● **SHORT PROBLEM**
Go through the entries below and copy each line containing the word "attn".
***
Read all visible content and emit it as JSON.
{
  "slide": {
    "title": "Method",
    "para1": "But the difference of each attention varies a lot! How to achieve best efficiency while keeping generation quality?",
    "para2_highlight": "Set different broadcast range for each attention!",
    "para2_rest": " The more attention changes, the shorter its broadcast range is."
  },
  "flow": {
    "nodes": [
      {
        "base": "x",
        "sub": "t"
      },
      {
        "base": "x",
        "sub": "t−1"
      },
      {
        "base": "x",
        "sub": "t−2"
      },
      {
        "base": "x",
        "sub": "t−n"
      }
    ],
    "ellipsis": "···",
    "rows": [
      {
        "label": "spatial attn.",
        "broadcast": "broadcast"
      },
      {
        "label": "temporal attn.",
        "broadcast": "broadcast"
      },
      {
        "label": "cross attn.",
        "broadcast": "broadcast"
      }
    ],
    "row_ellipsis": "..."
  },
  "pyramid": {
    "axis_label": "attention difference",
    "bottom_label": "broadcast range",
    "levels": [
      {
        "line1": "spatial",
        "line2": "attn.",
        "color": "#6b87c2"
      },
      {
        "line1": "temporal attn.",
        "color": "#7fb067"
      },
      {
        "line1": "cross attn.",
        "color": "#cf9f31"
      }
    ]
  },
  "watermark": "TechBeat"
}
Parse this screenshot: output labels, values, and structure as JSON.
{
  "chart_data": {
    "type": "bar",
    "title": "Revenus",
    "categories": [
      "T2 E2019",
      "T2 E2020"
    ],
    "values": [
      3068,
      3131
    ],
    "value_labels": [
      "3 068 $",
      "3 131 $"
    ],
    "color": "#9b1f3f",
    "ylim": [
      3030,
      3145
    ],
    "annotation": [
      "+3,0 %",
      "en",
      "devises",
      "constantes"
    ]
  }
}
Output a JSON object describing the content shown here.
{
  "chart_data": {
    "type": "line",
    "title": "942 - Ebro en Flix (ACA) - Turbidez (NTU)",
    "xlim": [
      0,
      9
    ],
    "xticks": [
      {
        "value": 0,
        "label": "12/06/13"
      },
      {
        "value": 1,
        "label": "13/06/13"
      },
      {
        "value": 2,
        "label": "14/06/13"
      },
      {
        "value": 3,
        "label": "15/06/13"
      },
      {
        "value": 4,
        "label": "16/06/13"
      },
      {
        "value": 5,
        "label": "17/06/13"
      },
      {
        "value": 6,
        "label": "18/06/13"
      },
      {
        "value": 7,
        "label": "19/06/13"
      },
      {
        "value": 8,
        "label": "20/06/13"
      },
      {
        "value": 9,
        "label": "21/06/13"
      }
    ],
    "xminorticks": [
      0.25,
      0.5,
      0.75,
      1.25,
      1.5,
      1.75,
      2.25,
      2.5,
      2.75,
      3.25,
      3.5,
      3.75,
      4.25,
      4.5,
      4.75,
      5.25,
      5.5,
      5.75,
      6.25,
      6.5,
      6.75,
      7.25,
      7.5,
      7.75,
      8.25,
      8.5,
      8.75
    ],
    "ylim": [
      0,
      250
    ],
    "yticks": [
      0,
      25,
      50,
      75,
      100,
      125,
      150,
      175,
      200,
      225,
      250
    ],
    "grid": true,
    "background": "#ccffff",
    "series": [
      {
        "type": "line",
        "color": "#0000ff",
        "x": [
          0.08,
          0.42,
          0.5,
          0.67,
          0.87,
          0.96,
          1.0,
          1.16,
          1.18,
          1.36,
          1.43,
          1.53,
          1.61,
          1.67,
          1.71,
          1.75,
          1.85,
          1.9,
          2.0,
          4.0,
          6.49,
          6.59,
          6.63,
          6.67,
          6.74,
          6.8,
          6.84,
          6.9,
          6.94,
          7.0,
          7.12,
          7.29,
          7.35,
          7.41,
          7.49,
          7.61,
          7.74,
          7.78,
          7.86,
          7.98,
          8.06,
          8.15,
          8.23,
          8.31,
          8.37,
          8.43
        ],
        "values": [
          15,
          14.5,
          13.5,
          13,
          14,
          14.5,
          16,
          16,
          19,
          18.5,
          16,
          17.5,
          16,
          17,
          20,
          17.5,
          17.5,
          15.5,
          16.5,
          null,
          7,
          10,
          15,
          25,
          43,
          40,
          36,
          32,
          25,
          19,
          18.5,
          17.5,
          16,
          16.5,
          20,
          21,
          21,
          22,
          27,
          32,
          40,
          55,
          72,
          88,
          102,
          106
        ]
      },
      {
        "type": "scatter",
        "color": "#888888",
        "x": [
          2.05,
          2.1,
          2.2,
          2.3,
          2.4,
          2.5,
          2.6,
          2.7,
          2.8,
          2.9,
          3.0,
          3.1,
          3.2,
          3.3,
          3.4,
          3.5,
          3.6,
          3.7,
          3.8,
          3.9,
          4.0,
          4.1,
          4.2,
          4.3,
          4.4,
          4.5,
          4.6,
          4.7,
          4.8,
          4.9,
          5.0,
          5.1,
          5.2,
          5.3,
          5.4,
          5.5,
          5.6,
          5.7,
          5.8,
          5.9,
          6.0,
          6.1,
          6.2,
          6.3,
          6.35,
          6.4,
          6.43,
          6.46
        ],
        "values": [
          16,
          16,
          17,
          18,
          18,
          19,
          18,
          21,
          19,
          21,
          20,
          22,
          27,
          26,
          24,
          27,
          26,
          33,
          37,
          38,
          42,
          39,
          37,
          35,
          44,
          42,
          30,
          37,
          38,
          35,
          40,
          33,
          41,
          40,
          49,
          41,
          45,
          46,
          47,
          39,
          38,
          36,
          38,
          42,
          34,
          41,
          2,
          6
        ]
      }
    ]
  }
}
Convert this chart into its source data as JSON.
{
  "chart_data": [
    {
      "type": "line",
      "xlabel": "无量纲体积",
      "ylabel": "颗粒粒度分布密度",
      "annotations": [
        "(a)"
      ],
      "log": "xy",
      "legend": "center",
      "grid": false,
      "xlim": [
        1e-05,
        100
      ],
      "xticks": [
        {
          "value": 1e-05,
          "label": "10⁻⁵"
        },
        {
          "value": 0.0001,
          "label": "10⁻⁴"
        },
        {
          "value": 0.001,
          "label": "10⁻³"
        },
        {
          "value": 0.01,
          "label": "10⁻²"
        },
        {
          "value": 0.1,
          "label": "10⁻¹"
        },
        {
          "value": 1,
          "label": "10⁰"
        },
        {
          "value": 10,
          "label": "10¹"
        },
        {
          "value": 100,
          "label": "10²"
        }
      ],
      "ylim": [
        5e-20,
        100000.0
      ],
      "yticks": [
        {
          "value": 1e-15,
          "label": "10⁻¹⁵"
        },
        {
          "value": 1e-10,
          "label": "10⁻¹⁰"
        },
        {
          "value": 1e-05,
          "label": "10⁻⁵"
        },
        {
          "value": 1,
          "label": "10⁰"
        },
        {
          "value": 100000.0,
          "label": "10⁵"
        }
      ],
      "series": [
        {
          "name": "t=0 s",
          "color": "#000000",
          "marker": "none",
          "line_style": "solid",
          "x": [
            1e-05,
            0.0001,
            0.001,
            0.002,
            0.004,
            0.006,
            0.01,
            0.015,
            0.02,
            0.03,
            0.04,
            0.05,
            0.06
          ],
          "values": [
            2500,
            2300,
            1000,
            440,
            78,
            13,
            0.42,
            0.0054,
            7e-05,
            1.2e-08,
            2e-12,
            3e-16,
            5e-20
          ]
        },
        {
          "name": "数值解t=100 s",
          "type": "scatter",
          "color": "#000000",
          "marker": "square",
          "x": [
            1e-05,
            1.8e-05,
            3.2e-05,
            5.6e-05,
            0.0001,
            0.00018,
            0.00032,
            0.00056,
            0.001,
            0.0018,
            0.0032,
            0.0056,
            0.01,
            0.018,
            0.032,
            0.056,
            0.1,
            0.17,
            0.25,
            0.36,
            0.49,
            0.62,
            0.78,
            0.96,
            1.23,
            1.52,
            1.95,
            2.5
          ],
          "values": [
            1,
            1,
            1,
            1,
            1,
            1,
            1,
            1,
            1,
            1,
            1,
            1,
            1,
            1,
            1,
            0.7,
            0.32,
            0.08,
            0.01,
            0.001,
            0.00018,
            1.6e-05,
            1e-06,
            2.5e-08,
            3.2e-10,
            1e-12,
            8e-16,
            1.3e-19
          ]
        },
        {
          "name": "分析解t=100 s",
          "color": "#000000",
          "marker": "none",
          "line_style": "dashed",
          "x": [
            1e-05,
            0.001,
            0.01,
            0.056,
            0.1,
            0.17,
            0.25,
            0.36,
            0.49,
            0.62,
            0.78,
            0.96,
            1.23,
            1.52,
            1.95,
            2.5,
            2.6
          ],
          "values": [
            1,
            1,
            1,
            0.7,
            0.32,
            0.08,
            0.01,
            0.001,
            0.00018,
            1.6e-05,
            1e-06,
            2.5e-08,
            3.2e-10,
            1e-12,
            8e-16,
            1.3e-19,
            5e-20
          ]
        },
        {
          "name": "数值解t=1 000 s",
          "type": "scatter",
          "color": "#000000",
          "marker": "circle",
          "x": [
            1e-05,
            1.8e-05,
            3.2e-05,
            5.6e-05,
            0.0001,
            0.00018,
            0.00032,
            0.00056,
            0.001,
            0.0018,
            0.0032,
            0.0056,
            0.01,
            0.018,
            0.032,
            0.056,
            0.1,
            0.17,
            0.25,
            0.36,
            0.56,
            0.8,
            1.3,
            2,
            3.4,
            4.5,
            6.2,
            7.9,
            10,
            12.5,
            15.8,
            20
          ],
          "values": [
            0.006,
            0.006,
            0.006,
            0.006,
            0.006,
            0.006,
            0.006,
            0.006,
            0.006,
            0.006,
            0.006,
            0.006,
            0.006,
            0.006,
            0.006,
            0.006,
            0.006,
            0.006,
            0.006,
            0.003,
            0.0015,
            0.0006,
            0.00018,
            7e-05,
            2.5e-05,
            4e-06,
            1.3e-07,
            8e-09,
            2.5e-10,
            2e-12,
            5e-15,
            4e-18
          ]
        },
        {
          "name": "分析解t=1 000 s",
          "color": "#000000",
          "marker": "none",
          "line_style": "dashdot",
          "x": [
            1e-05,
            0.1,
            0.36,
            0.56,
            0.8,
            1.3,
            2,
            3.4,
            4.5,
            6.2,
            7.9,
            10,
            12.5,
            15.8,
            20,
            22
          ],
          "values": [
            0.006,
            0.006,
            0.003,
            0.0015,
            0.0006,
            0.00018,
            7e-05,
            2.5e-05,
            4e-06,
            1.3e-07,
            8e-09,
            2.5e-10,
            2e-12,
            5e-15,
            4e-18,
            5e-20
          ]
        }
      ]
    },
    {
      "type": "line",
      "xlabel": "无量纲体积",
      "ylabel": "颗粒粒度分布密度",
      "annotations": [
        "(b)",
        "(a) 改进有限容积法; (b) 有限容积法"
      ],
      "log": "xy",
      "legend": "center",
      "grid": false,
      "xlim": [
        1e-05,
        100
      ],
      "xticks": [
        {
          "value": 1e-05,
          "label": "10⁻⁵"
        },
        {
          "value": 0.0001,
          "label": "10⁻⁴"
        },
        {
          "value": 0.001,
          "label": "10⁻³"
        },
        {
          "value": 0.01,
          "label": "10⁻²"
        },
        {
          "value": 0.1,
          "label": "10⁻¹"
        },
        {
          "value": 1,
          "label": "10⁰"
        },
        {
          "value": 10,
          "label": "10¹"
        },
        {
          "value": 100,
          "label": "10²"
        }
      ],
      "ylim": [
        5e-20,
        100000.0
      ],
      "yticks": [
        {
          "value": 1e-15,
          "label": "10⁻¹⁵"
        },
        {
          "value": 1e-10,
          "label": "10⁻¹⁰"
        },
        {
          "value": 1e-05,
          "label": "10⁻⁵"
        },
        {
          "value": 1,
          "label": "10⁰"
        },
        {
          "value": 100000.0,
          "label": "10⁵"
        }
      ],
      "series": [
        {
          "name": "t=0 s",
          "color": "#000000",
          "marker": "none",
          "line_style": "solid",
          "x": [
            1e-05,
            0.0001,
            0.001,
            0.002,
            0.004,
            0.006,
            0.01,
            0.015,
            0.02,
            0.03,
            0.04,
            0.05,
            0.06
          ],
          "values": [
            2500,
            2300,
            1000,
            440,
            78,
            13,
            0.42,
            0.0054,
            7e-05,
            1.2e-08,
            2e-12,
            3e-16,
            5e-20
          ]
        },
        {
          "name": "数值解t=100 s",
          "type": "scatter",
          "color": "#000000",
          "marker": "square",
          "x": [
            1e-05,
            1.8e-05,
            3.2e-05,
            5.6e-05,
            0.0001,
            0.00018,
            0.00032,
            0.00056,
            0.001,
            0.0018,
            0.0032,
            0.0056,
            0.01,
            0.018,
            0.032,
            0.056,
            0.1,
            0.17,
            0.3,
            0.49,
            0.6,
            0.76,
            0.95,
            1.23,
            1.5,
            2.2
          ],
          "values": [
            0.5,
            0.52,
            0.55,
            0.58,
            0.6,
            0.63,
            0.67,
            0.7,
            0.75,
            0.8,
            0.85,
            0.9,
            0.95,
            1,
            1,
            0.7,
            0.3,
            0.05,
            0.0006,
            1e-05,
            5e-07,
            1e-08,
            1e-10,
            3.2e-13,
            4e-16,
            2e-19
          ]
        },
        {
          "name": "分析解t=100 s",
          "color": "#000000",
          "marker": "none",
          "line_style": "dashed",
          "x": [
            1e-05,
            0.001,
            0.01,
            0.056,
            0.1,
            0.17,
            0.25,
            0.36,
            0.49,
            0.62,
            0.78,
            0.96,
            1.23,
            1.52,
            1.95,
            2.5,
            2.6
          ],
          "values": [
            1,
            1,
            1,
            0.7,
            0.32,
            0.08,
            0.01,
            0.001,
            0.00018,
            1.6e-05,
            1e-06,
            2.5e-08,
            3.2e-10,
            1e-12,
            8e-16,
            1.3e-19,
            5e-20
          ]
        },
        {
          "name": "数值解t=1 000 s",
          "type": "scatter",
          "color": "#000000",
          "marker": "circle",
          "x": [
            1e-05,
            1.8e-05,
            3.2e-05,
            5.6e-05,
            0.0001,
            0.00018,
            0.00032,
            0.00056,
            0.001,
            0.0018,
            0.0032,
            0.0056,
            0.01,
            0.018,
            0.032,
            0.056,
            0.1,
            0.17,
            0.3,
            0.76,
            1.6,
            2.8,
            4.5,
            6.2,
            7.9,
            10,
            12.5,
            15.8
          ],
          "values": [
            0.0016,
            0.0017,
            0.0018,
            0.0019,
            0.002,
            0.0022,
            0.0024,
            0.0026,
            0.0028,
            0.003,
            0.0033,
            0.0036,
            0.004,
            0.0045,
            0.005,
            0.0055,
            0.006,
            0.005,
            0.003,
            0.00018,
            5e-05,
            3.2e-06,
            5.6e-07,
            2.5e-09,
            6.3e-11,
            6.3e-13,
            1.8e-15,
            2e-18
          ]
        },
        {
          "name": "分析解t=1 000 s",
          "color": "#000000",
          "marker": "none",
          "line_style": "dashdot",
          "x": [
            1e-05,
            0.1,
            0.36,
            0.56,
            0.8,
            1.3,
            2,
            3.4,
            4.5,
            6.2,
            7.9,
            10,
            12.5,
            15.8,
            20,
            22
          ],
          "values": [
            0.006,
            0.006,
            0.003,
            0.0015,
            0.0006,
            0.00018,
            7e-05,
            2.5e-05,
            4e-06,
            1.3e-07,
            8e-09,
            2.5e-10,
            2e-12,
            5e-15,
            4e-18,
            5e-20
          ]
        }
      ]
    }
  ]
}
***
● **EXERCISE ANSWER**
        "label": "spatial attn.",
        "label": "temporal attn.",
        "label": "cross attn.",
        "line2": "attn.",
        "line1": "temporal attn.",
        "line1": "cross attn.",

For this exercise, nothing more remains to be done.